Requirement: Copy out each line below exactly as it appears.

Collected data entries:
-*-
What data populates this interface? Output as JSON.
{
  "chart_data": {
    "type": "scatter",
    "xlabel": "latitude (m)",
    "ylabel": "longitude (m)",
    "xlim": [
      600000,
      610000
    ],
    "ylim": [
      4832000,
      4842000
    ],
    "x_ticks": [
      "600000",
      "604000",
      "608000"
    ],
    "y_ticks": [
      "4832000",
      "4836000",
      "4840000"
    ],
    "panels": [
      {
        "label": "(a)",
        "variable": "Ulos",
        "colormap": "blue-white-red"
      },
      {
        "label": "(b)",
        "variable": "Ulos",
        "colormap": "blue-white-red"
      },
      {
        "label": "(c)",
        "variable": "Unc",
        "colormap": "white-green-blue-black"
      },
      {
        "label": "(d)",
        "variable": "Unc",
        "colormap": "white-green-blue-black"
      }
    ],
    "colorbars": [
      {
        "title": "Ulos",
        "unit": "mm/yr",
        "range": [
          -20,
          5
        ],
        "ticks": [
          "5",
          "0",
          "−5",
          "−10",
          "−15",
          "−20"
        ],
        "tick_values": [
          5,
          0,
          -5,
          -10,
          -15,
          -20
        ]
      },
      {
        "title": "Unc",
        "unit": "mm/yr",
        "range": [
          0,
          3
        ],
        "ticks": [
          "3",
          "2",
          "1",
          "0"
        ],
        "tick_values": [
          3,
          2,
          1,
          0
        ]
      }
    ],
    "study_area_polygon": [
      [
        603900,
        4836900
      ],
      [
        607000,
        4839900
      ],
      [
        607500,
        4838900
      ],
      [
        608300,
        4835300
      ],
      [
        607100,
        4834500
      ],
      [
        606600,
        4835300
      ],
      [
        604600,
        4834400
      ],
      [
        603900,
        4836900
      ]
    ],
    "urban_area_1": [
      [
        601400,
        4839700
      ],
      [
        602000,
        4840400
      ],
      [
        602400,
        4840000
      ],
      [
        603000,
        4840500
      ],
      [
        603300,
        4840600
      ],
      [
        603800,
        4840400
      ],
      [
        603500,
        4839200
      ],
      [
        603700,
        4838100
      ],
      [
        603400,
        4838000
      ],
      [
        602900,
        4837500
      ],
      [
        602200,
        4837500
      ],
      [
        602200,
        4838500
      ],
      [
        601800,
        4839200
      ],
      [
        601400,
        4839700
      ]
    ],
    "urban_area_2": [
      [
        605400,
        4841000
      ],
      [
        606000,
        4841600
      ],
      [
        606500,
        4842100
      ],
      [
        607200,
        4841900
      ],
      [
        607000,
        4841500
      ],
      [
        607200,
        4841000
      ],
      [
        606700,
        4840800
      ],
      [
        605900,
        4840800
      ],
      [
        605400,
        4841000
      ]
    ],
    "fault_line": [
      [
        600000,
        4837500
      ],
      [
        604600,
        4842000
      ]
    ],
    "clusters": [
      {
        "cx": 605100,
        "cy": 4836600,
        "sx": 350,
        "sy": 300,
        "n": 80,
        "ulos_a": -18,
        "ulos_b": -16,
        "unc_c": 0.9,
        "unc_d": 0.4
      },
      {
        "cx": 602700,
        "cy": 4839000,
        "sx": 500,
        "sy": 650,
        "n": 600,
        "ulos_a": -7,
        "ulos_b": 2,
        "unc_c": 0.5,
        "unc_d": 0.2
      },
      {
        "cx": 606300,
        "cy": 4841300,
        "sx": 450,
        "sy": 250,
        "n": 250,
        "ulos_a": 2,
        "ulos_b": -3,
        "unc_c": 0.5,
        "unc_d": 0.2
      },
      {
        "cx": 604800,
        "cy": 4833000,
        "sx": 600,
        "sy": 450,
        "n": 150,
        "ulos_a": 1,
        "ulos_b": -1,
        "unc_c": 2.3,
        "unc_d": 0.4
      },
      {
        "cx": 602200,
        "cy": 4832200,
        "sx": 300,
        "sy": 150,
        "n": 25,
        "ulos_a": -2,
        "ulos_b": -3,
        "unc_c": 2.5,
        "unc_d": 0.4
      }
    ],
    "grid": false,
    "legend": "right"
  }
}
-*-
Correct result:
What data populates this interface? Output as JSON.
{
  "chart_data": {
    "type": "scatter",
    "xlabel": "latitude (m)",
    "ylabel": "longitude (m)",
    "xlim": [
      600000,
      610000
    ],
    "ylim": [
      4832000,
      4842000
    ],
    "x_ticks": [
      "600000",
      "604000",
      "608000"
    ],
    "y_ticks": [
      "4832000",
      "4836000",
      "4840000"
    ],
    "panels": [
      {
        "label": "(a)",
        "variable": "Ulos",
        "colormap": "blue-white-red"
      },
      {
        "label": "(b)",
        "variable": "Ulos",
        "colormap": "blue-white-red"
      },
      {
        "label": "(c)",
        "variable": "Unc",
        "colormap": "white-green-blue-black"
      },
      {
        "label": "(d)",
        "variable": "Unc",
        "colormap": "white-green-blue-black"
      }
    ],
    "colorbars": [
      {
        "title": "Ulos",
        "unit": "mm/yr",
        "range": [
          -20,
          5
        ],
        "ticks": [
          "5",
          "0",
          "−5",
          "−10",
          "−15",
          "−20"
        ],
        "tick_values": [
          5,
          0,
          -5,
          -10,
          -15,
          -20
        ]
      },
      {
        "title": "Unc",
        "unit": "mm/yr",
        "range": [
          0,
          3
        ],
        "ticks": [
          "3",
          "2",
          "1",
          "0"
        ],
        "tick_values": [
          3,
          2,
          1,
          0
        ]
      }
    ],
    "study_area_polygon": [
      [
        603900,
        4836900
      ],
      [
        607000,
        4839900
      ],
      [
        607500,
        4838900
      ],
      [
        608300,
        4835300
      ],
      [
        607100,
        4834500
      ],
      [
        606600,
        4835300
      ],
      [
        604600,
        4834400
      ],
      [
        603900,
        4836900
      ]
    ],
    "urban_area_1": [
      [
        601400,
        4839700
      ],
      [
        602000,
        4840400
      ],
      [
        602400,
        4840000
      ],
      [
        603000,
        4840500
      ],
      [
        603300,
        4840600
      ],
      [
        603800,
        4840400
      ],
      [
        603500,
        4839200
      ],
      [
        603700,
        4838100
      ],
      [
        603400,
        4838000
      ],
      [
        602900,
        4837500
      ],
      [
        602200,
        4837500
      ],
      [
        602200,
        4838500
      ],
      [
        601800,
        4839200
      ],
      [
        601400,
        4839700
      ]
    ],
    "urban_area_2": [
      [
        605400,
        4841000
      ],
      [
        606000,
        4841600
      ],
      [
        606500,
        4842100
      ],
      [
        607200,
        4841900
      ],
      [
        607000,
        4841500
      ],
      [
        607200,
        4841000
      ],
      [
        606700,
        4840800
      ],
      [
        605900,
        4840800
      ],
      [
        605400,
        4841000
      ]
    ],
    "fault_line": [
      [
        600000,
        4837500
      ],
      [
        604600,
        4842000
      ]
    ],
    "clusters": [
      {
        "cx": 605100,
        "cy": 4836600,
        "sx": 350,
        "sy": 300,
        "n": 80,
        "ulos_a": -18,
        "ulos_b": -16,
        "unc_c": 0.9,
        "unc_d": 0.4
      },
      {
        "cx": 602700,
        "cy": 4839000,
        "sx": 500,
        "sy": 650,
        "n": 600,
        "ulos_a": -7,
        "ulos_b": 2,
        "unc_c": 0.5,
        "unc_d": 0.2
      },
      {
        "cx": 606300,
        "cy": 4841300,
        "sx": 450,
        "sy": 250,
        "n": 250,
        "ulos_a": 2,
        "ulos_b": -3,
        "unc_c": 0.5,
        "unc_d": 0.2
      },
      {
        "cx": 604800,
        "cy": 4833000,
        "sx": 600,
        "sy": 450,
        "n": 150,
        "ulos_a": 1,
        "ulos_b": -1,
        "unc_c": 2.3,
        "unc_d": 0.4
      },
      {
        "cx": 602200,
        "cy": 4832200,
        "sx": 300,
        "sy": 150,
        "n": 25,
        "ulos_a": -2,
        "ulos_b": -3,
        "unc_c": 2.5,
        "unc_d": 0.4
      }
    ],
    "grid": false,
    "legend": "right"
  }
}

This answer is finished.